Copy the lines holding the word "clock", all of them.

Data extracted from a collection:
....................
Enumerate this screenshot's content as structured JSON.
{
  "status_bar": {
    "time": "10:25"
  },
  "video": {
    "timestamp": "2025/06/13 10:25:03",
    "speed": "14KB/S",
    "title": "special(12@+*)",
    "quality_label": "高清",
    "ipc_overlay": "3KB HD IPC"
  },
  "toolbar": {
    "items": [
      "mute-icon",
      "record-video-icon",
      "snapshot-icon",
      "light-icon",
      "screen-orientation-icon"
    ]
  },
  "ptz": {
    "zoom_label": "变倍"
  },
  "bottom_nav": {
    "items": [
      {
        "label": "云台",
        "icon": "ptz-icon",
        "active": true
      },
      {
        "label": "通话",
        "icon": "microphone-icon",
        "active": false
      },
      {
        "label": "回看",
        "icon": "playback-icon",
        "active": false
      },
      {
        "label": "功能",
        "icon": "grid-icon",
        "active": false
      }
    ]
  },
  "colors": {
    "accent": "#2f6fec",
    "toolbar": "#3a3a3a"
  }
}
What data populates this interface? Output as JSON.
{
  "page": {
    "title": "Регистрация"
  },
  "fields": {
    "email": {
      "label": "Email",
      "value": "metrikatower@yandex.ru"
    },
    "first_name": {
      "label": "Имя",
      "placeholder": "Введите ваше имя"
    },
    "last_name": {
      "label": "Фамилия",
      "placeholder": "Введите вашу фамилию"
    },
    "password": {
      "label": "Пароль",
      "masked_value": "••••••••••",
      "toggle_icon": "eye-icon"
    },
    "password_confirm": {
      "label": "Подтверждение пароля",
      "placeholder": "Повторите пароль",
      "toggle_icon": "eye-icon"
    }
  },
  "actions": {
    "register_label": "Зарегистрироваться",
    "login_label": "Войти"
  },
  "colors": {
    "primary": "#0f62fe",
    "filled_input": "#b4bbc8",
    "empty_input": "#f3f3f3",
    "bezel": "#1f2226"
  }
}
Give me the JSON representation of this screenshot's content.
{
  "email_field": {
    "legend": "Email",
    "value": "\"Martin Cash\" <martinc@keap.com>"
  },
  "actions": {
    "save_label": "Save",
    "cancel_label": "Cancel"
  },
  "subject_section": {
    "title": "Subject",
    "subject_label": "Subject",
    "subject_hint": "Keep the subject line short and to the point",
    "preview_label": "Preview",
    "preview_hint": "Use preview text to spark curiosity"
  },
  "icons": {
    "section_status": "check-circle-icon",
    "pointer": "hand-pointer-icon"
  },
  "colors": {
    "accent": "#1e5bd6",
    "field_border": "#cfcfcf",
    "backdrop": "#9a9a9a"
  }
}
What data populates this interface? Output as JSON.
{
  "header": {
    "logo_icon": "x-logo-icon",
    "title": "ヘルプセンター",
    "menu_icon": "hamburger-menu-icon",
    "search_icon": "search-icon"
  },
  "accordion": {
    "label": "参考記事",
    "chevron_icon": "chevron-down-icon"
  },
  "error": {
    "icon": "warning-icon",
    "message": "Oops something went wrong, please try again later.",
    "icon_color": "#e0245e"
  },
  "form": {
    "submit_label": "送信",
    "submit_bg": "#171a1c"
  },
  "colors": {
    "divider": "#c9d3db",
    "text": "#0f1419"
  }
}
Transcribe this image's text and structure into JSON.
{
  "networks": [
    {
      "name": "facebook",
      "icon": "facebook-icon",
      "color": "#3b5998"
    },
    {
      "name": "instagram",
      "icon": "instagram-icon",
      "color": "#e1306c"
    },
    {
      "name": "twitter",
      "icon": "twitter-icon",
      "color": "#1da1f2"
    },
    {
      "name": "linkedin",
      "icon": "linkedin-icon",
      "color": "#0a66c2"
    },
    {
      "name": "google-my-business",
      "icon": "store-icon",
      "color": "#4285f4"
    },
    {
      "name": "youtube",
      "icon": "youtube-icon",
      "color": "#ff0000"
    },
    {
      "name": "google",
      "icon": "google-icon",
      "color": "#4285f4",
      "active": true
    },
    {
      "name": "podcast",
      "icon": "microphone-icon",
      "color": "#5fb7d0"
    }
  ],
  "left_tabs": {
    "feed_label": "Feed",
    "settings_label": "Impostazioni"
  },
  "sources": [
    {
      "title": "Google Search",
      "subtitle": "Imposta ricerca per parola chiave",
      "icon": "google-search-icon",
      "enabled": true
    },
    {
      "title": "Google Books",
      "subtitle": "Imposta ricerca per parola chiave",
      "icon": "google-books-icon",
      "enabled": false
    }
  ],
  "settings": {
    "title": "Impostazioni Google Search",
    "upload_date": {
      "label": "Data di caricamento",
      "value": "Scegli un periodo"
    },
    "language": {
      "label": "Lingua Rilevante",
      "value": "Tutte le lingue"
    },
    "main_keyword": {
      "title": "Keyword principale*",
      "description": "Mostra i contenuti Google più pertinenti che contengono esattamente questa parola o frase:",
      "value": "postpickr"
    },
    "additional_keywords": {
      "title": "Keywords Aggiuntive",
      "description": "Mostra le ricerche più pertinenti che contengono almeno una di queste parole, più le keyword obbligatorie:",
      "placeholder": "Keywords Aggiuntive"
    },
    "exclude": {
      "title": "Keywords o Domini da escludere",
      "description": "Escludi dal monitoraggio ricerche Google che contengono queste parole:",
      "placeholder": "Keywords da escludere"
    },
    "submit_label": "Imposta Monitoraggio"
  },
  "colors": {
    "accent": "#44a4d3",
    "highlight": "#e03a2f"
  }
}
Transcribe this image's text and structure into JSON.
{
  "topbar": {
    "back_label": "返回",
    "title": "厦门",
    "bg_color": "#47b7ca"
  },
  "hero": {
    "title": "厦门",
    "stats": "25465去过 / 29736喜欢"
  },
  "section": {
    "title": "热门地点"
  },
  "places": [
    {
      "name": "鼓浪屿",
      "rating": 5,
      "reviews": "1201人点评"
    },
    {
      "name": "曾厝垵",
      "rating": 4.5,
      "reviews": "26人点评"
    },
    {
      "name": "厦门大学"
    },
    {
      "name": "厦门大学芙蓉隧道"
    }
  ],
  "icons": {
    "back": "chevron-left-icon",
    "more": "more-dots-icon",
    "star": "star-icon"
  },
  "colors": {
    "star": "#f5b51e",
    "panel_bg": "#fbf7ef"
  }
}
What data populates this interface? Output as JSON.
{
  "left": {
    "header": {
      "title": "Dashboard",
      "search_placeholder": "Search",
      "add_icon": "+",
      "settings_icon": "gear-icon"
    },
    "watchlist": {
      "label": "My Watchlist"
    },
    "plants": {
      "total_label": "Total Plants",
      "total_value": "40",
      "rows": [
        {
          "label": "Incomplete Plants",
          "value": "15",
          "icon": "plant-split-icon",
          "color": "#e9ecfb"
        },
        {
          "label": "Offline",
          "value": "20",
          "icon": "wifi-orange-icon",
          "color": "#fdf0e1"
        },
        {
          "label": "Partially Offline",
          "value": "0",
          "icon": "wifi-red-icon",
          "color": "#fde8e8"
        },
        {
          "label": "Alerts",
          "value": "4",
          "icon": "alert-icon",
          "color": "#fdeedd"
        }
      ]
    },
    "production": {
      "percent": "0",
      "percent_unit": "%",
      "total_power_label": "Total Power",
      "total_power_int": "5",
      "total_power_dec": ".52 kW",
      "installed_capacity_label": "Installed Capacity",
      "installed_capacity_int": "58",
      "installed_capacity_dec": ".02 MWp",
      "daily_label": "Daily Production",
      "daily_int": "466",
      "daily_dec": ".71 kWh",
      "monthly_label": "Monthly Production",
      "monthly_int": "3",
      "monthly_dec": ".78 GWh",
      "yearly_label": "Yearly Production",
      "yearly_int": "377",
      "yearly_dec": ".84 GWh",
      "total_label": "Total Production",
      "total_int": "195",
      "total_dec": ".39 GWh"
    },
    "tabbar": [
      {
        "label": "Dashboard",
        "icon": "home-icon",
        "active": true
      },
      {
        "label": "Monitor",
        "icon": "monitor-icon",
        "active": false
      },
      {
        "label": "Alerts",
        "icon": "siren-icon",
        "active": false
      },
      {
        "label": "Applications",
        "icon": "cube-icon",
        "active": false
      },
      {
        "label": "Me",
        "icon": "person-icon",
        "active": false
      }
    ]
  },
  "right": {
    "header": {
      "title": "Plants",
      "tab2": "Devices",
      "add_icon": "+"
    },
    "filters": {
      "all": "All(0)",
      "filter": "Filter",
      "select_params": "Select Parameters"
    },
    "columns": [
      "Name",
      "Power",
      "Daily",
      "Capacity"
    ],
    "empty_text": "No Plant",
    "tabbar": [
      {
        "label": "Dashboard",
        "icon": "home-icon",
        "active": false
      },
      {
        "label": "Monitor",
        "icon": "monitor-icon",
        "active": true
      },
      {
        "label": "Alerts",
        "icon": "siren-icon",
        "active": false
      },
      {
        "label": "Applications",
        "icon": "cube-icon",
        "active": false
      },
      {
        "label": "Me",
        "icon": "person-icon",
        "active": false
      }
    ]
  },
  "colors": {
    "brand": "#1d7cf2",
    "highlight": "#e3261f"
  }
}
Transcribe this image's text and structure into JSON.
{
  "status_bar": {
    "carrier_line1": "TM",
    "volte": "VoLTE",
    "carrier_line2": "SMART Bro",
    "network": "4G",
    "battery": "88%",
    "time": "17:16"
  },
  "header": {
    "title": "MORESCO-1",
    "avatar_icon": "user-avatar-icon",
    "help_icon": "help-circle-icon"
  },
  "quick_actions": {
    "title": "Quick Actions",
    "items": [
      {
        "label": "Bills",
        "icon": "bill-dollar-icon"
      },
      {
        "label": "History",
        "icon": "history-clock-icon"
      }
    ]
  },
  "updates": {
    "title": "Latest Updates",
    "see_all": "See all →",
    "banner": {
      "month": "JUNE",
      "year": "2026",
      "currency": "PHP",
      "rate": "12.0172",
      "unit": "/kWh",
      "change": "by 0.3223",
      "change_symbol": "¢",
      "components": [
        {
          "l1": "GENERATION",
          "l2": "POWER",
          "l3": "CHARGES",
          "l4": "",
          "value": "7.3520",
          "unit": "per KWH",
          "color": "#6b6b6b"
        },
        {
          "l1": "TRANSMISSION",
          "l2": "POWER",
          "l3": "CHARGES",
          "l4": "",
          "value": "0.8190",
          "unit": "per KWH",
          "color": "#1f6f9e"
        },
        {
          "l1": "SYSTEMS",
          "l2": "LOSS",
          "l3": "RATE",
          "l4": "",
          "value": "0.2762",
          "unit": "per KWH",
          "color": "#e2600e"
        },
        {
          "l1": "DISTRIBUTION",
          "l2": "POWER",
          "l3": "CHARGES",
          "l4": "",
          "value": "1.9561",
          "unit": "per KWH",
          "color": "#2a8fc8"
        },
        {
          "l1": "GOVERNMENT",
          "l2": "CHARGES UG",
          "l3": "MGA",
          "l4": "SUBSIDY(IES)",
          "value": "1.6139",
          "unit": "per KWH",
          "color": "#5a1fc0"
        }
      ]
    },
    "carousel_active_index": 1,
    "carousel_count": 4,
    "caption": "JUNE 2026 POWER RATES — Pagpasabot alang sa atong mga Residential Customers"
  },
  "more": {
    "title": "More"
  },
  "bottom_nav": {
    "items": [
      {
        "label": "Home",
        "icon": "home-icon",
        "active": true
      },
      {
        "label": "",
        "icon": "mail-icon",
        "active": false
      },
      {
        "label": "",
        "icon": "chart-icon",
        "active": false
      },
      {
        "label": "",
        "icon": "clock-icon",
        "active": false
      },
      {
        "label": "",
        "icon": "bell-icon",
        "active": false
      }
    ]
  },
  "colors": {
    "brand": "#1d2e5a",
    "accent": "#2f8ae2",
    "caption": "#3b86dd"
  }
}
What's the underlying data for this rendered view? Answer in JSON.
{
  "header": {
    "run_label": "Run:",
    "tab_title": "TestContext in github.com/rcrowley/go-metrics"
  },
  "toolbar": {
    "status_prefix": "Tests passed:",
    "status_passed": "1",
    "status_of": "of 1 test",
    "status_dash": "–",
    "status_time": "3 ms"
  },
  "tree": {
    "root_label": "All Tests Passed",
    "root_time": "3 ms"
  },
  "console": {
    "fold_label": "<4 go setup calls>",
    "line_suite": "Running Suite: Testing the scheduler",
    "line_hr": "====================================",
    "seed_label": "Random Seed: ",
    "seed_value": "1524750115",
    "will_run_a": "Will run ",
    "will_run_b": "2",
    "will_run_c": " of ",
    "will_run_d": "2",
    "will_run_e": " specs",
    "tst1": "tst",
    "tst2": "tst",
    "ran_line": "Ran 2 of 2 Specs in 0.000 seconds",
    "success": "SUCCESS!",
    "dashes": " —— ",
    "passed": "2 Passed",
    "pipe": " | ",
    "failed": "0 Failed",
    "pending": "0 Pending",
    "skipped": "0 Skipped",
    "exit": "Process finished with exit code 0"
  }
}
....................
SOLUTION FOR THIS EXERCISE:
        "icon": "history-clock-icon"
        "icon": "clock-icon",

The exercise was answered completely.